Part of a data file:
= = = = = = =
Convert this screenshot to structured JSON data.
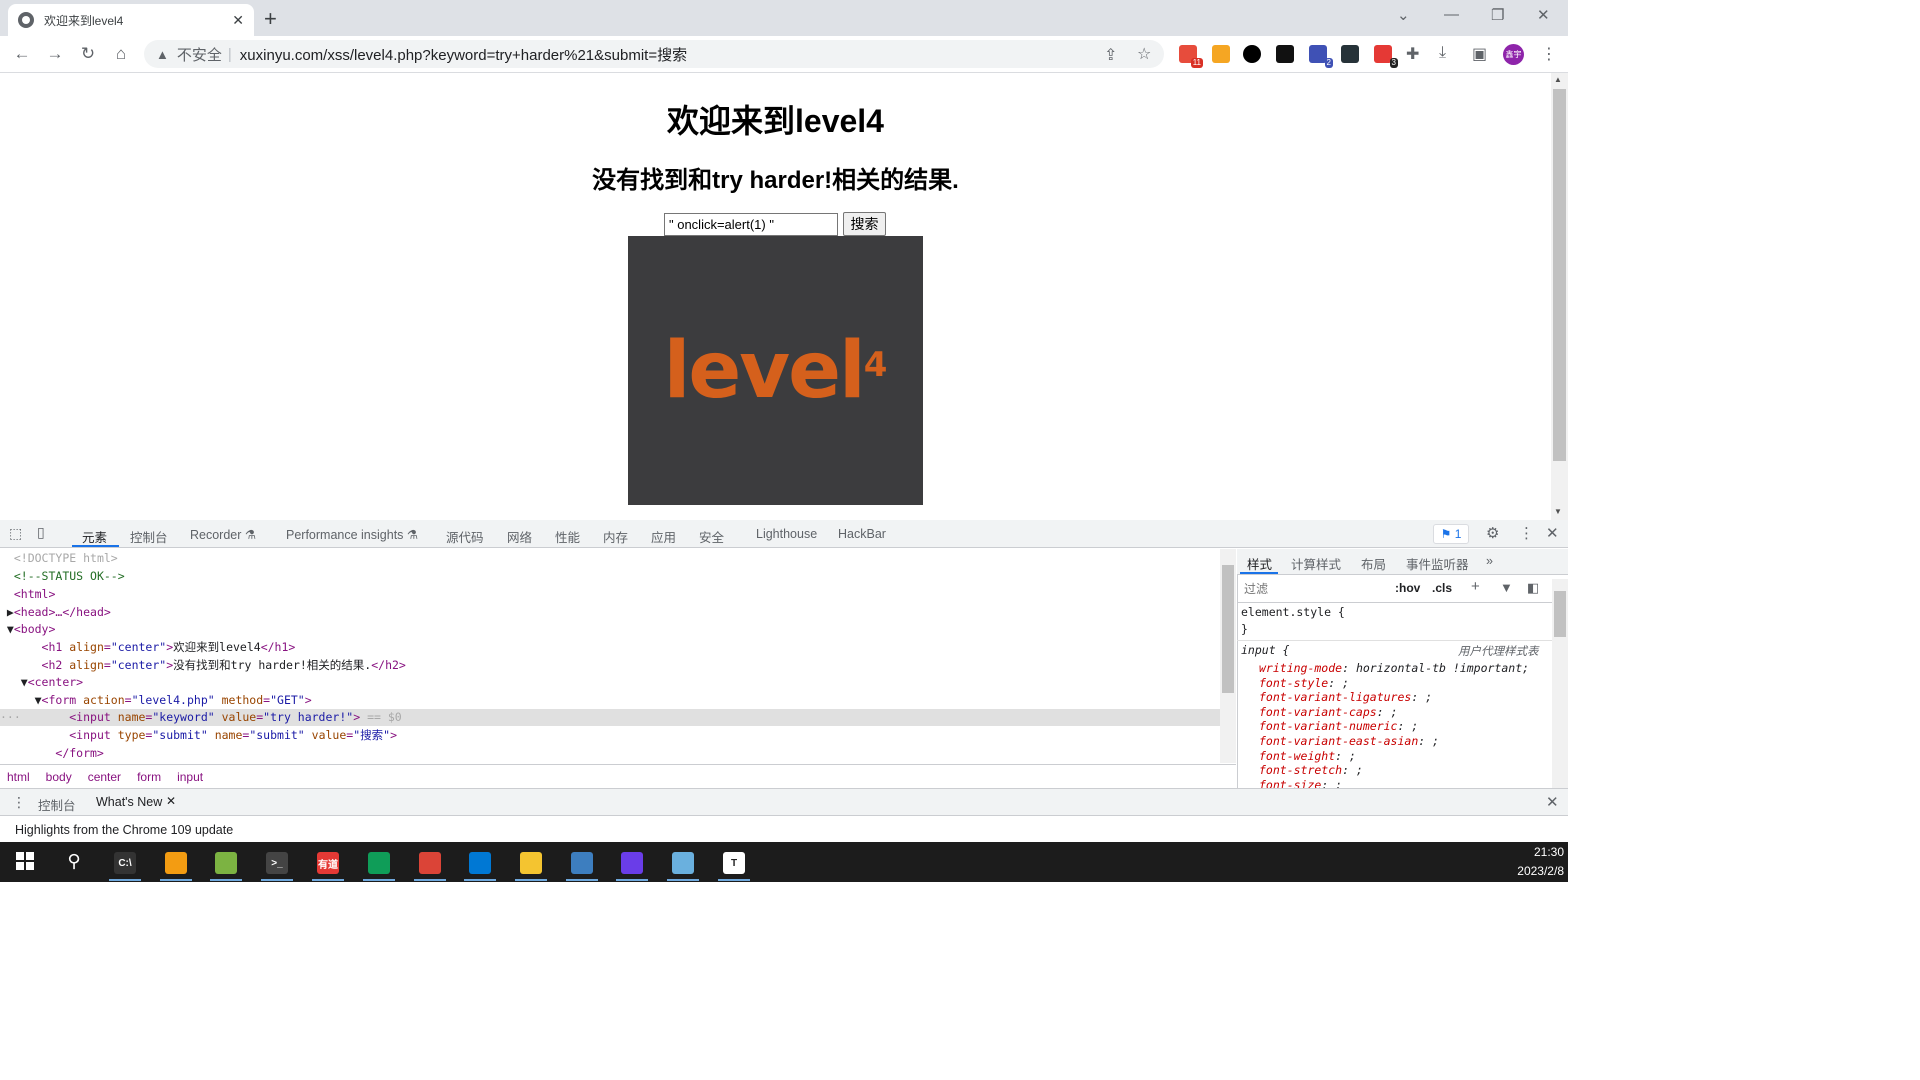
{
  "browser": {
    "tab_title": "欢迎来到level4",
    "url_security": "不安全",
    "url": "xuxinyu.com/xss/level4.php?keyword=try+harder%21&submit=搜索",
    "avatar_label": "鑫宇",
    "ext_badges": [
      "11",
      "2",
      "3"
    ]
  },
  "page": {
    "h1": "欢迎来到level4",
    "h2": "没有找到和try harder!相关的结果.",
    "keyword_value": "\" onclick=alert(1) \"",
    "submit_label": "搜索",
    "logo_text": "level",
    "logo_sup": "4"
  },
  "devtools": {
    "tabs": [
      "元素",
      "控制台",
      "Recorder",
      "Performance insights",
      "源代码",
      "网络",
      "性能",
      "内存",
      "应用",
      "安全",
      "Lighthouse",
      "HackBar"
    ],
    "issues_count": "1",
    "dom_lines": [
      {
        "indent": "  ",
        "html": "<!DOCTYPE html>",
        "kind": "doctype"
      },
      {
        "indent": "  ",
        "html": "<!--STATUS OK-->",
        "kind": "comment"
      },
      {
        "indent": "  ",
        "html": "<html>",
        "kind": "tag"
      },
      {
        "indent": " ▶",
        "html": "<head>…</head>",
        "kind": "tag"
      },
      {
        "indent": " ▼",
        "html": "<body>",
        "kind": "tag"
      },
      {
        "indent": "      ",
        "html": "h1",
        "kind": "h1"
      },
      {
        "indent": "      ",
        "html": "h2",
        "kind": "h2"
      },
      {
        "indent": "   ▼",
        "html": "<center>",
        "kind": "tag"
      },
      {
        "indent": "     ▼",
        "html": "form",
        "kind": "form"
      },
      {
        "indent": "          ",
        "html": "input1",
        "kind": "input1"
      },
      {
        "indent": "          ",
        "html": "input2",
        "kind": "input2"
      },
      {
        "indent": "        ",
        "html": "</form>",
        "kind": "tag"
      }
    ],
    "h1_text": "欢迎来到level4",
    "h2_text": "没有找到和try harder!相关的结果.",
    "selected_marker": "== $0",
    "breadcrumbs": [
      "html",
      "body",
      "center",
      "form",
      "input"
    ],
    "styles_tabs": [
      "样式",
      "计算样式",
      "布局",
      "事件监听器"
    ],
    "filter_placeholder": "过滤",
    "hov": ":hov",
    "cls": ".cls",
    "element_style": "element.style {",
    "close_brace": "}",
    "ua_selector": "input {",
    "ua_label": "用户代理样式表",
    "ua_props": [
      {
        "name": "writing-mode",
        "value": "horizontal-tb !important;"
      },
      {
        "name": "font-style",
        "value": ";"
      },
      {
        "name": "font-variant-ligatures",
        "value": ";"
      },
      {
        "name": "font-variant-caps",
        "value": ";"
      },
      {
        "name": "font-variant-numeric",
        "value": ";"
      },
      {
        "name": "font-variant-east-asian",
        "value": ";"
      },
      {
        "name": "font-weight",
        "value": ";"
      },
      {
        "name": "font-stretch",
        "value": ";"
      },
      {
        "name": "font-size",
        "value": ";"
      }
    ],
    "drawer_tabs": [
      "控制台",
      "What's New"
    ],
    "drawer_text": "Highlights from the Chrome 109 update"
  },
  "taskbar": {
    "time": "21:30",
    "date": "2023/2/8",
    "apps": [
      {
        "name": "terminal-cmd",
        "color": "#333333",
        "label": "C:\\"
      },
      {
        "name": "search-tool",
        "color": "#f39c12",
        "label": ""
      },
      {
        "name": "notepad-plus",
        "color": "#7cb342",
        "label": ""
      },
      {
        "name": "powershell",
        "color": "#444444",
        "label": ">_"
      },
      {
        "name": "youdao",
        "color": "#e53935",
        "label": "有道"
      },
      {
        "name": "edge",
        "color": "#0f9d58",
        "label": ""
      },
      {
        "name": "chrome",
        "color": "#db4437",
        "label": ""
      },
      {
        "name": "outlook",
        "color": "#0078d4",
        "label": ""
      },
      {
        "name": "file-explorer",
        "color": "#f4c430",
        "label": ""
      },
      {
        "name": "remote-desktop",
        "color": "#3d7ebf",
        "label": ""
      },
      {
        "name": "power-app",
        "color": "#6a3de8",
        "label": ""
      },
      {
        "name": "notes-app",
        "color": "#6ab0de",
        "label": ""
      },
      {
        "name": "typora",
        "color": "#ffffff",
        "label": "T"
      }
    ]
  }
}
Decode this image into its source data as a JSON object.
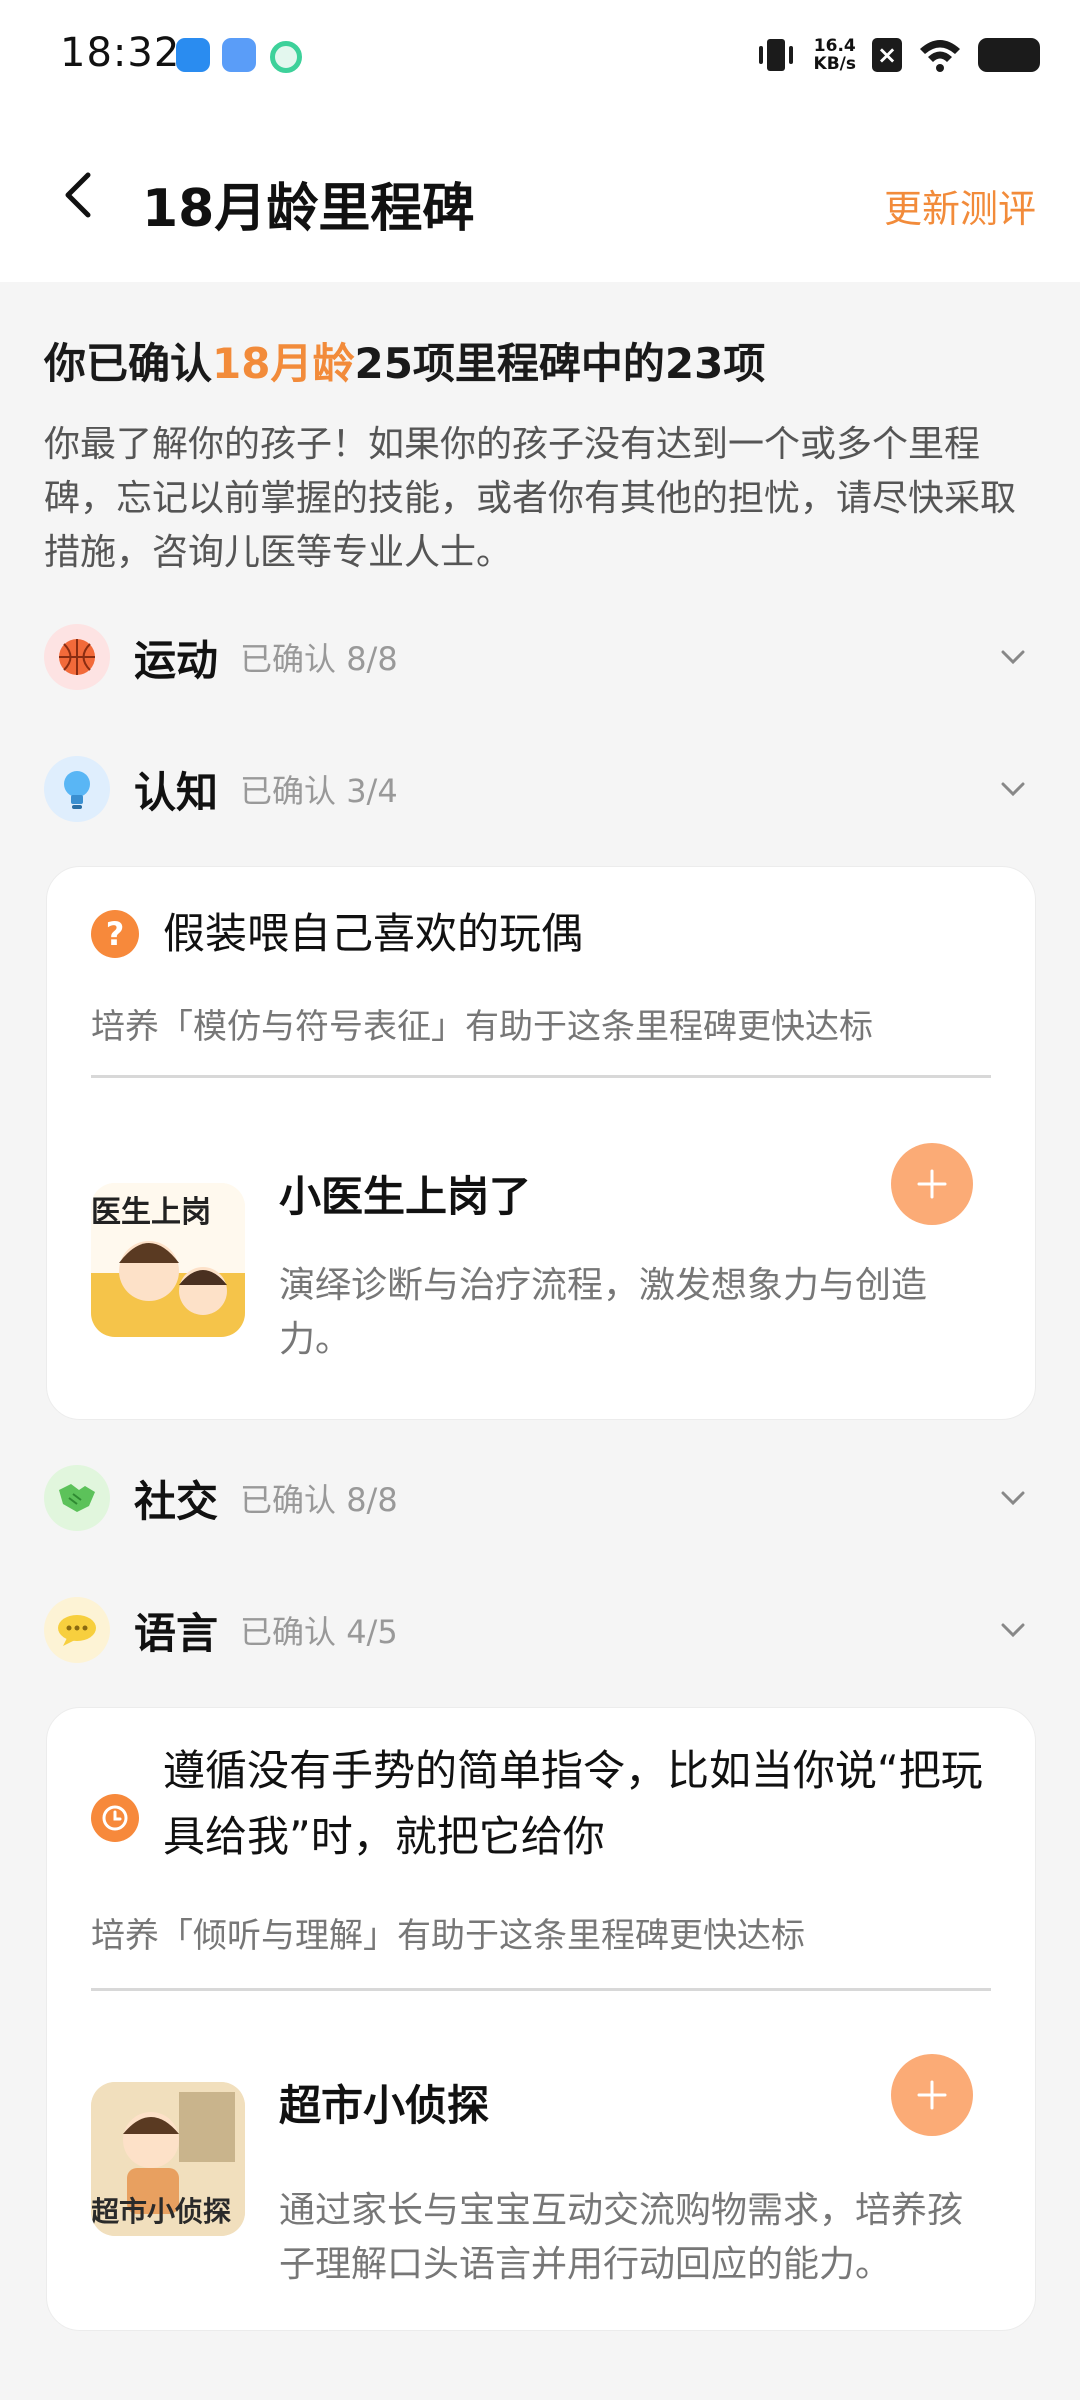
{
  "status": {
    "time": "18:32",
    "net_speed_value": "16.4",
    "net_speed_unit": "KB/s",
    "icons": [
      "app-blue-icon",
      "app-files-icon",
      "app-green-icon",
      "vibrate-icon",
      "sim-off-icon",
      "wifi-icon",
      "battery-icon"
    ]
  },
  "header": {
    "title": "18月龄里程碑",
    "action": "更新测评"
  },
  "summary": {
    "prefix": "你已确认",
    "highlight": "18月龄",
    "suffix": "25项里程碑中的23项"
  },
  "intro": "你最了解你的孩子！如果你的孩子没有达到一个或多个里程碑，忘记以前掌握的技能，或者你有其他的担忧，请尽快采取措施，咨询儿医等专业人士。",
  "categories": [
    {
      "name": "运动",
      "count": "已确认 8/8",
      "icon": "basketball-icon"
    },
    {
      "name": "认知",
      "count": "已确认 3/4",
      "icon": "lightbulb-icon"
    },
    {
      "name": "社交",
      "count": "已确认 8/8",
      "icon": "handshake-icon"
    },
    {
      "name": "语言",
      "count": "已确认 4/5",
      "icon": "speech-bubble-icon"
    }
  ],
  "cards": [
    {
      "milestone_icon": "question-icon",
      "milestone": "假装喂自己喜欢的玩偶",
      "hint": "培养「模仿与符号表征」有助于这条里程碑更快达标",
      "activity": {
        "title": "小医生上岗了",
        "desc": "演绎诊断与治疗流程，激发想象力与创造力。",
        "thumb_text": "医生上岗"
      }
    },
    {
      "milestone_icon": "clock-icon",
      "milestone": "遵循没有手势的简单指令，比如当你说“把玩具给我”时，就把它给你",
      "hint": "培养「倾听与理解」有助于这条里程碑更快达标",
      "activity": {
        "title": "超市小侦探",
        "desc": "通过家长与宝宝互动交流购物需求，培养孩子理解口头语言并用行动回应的能力。",
        "thumb_text": "超市小侦探"
      }
    }
  ],
  "colors": {
    "accent": "#f28b3a",
    "add_button": "#fbab76"
  }
}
= = = = = = =
**Task description**:
All preceding records should be duplicated verbatim, images excepted.

**Task solution**:
Convert this screenshot to structured JSON data.
{
  "browser": {
    "tab_title": "欢迎来到level4",
    "url_security": "不安全",
    "url": "xuxinyu.com/xss/level4.php?keyword=try+harder%21&submit=搜索",
    "avatar_label": "鑫宇",
    "ext_badges": [
      "11",
      "2",
      "3"
    ]
  },
  "page": {
    "h1": "欢迎来到level4",
    "h2": "没有找到和try harder!相关的结果.",
    "keyword_value": "\" onclick=alert(1) \"",
    "submit_label": "搜索",
    "logo_text": "level",
    "logo_sup": "4"
  },
  "devtools": {
    "tabs": [
      "元素",
      "控制台",
      "Recorder",
      "Performance insights",
      "源代码",
      "网络",
      "性能",
      "内存",
      "应用",
      "安全",
      "Lighthouse",
      "HackBar"
    ],
    "issues_count": "1",
    "dom_lines": [
      {
        "indent": "  ",
        "html": "<!DOCTYPE html>",
        "kind": "doctype"
      },
      {
        "indent": "  ",
        "html": "<!--STATUS OK-->",
        "kind": "comment"
      },
      {
        "indent": "  ",
        "html": "<html>",
        "kind": "tag"
      },
      {
        "indent": " ▶",
        "html": "<head>…</head>",
        "kind": "tag"
      },
      {
        "indent": " ▼",
        "html": "<body>",
        "kind": "tag"
      },
      {
        "indent": "      ",
        "html": "h1",
        "kind": "h1"
      },
      {
        "indent": "      ",
        "html": "h2",
        "kind": "h2"
      },
      {
        "indent": "   ▼",
        "html": "<center>",
        "kind": "tag"
      },
      {
        "indent": "     ▼",
        "html": "form",
        "kind": "form"
      },
      {
        "indent": "          ",
        "html": "input1",
        "kind": "input1"
      },
      {
        "indent": "          ",
        "html": "input2",
        "kind": "input2"
      },
      {
        "indent": "        ",
        "html": "</form>",
        "kind": "tag"
      }
    ],
    "h1_text": "欢迎来到level4",
    "h2_text": "没有找到和try harder!相关的结果.",
    "selected_marker": "== $0",
    "breadcrumbs": [
      "html",
      "body",
      "center",
      "form",
      "input"
    ],
    "styles_tabs": [
      "样式",
      "计算样式",
      "布局",
      "事件监听器"
    ],
    "filter_placeholder": "过滤",
    "hov": ":hov",
    "cls": ".cls",
    "element_style": "element.style {",
    "close_brace": "}",
    "ua_selector": "input {",
    "ua_label": "用户代理样式表",
    "ua_props": [
      {
        "name": "writing-mode",
        "value": "horizontal-tb !important;"
      },
      {
        "name": "font-style",
        "value": ";"
      },
      {
        "name": "font-variant-ligatures",
        "value": ";"
      },
      {
        "name": "font-variant-caps",
        "value": ";"
      },
      {
        "name": "font-variant-numeric",
        "value": ";"
      },
      {
        "name": "font-variant-east-asian",
        "value": ";"
      },
      {
        "name": "font-weight",
        "value": ";"
      },
      {
        "name": "font-stretch",
        "value": ";"
      },
      {
        "name": "font-size",
        "value": ";"
      }
    ],
    "drawer_tabs": [
      "控制台",
      "What's New"
    ],
    "drawer_text": "Highlights from the Chrome 109 update"
  },
  "taskbar": {
    "time": "21:30",
    "date": "2023/2/8",
    "apps": [
      {
        "name": "terminal-cmd",
        "color": "#333333",
        "label": "C:\\"
      },
      {
        "name": "search-tool",
        "color": "#f39c12",
        "label": ""
      },
      {
        "name": "notepad-plus",
        "color": "#7cb342",
        "label": ""
      },
      {
        "name": "powershell",
        "color": "#444444",
        "label": ">_"
      },
      {
        "name": "youdao",
        "color": "#e53935",
        "label": "有道"
      },
      {
        "name": "edge",
        "color": "#0f9d58",
        "label": ""
      },
      {
        "name": "chrome",
        "color": "#db4437",
        "label": ""
      },
      {
        "name": "outlook",
        "color": "#0078d4",
        "label": ""
      },
      {
        "name": "file-explorer",
        "color": "#f4c430",
        "label": ""
      },
      {
        "name": "remote-desktop",
        "color": "#3d7ebf",
        "label": ""
      },
      {
        "name": "power-app",
        "color": "#6a3de8",
        "label": ""
      },
      {
        "name": "notes-app",
        "color": "#6ab0de",
        "label": ""
      },
      {
        "name": "typora",
        "color": "#ffffff",
        "label": "T"
      }
    ]
  }
}
Decode this image into its source data as a JSON object.
{
  "status": {
    "time": "18:32",
    "net_speed_value": "16.4",
    "net_speed_unit": "KB/s",
    "icons": [
      "app-blue-icon",
      "app-files-icon",
      "app-green-icon",
      "vibrate-icon",
      "sim-off-icon",
      "wifi-icon",
      "battery-icon"
    ]
  },
  "header": {
    "title": "18月龄里程碑",
    "action": "更新测评"
  },
  "summary": {
    "prefix": "你已确认",
    "highlight": "18月龄",
    "suffix": "25项里程碑中的23项"
  },
  "intro": "你最了解你的孩子！如果你的孩子没有达到一个或多个里程碑，忘记以前掌握的技能，或者你有其他的担忧，请尽快采取措施，咨询儿医等专业人士。",
  "categories": [
    {
      "name": "运动",
      "count": "已确认 8/8",
      "icon": "basketball-icon"
    },
    {
      "name": "认知",
      "count": "已确认 3/4",
      "icon": "lightbulb-icon"
    },
    {
      "name": "社交",
      "count": "已确认 8/8",
      "icon": "handshake-icon"
    },
    {
      "name": "语言",
      "count": "已确认 4/5",
      "icon": "speech-bubble-icon"
    }
  ],
  "cards": [
    {
      "milestone_icon": "question-icon",
      "milestone": "假装喂自己喜欢的玩偶",
      "hint": "培养「模仿与符号表征」有助于这条里程碑更快达标",
      "activity": {
        "title": "小医生上岗了",
        "desc": "演绎诊断与治疗流程，激发想象力与创造力。",
        "thumb_text": "医生上岗"
      }
    },
    {
      "milestone_icon": "clock-icon",
      "milestone": "遵循没有手势的简单指令，比如当你说“把玩具给我”时，就把它给你",
      "hint": "培养「倾听与理解」有助于这条里程碑更快达标",
      "activity": {
        "title": "超市小侦探",
        "desc": "通过家长与宝宝互动交流购物需求，培养孩子理解口头语言并用行动回应的能力。",
        "thumb_text": "超市小侦探"
      }
    }
  ],
  "colors": {
    "accent": "#f28b3a",
    "add_button": "#fbab76"
  }
}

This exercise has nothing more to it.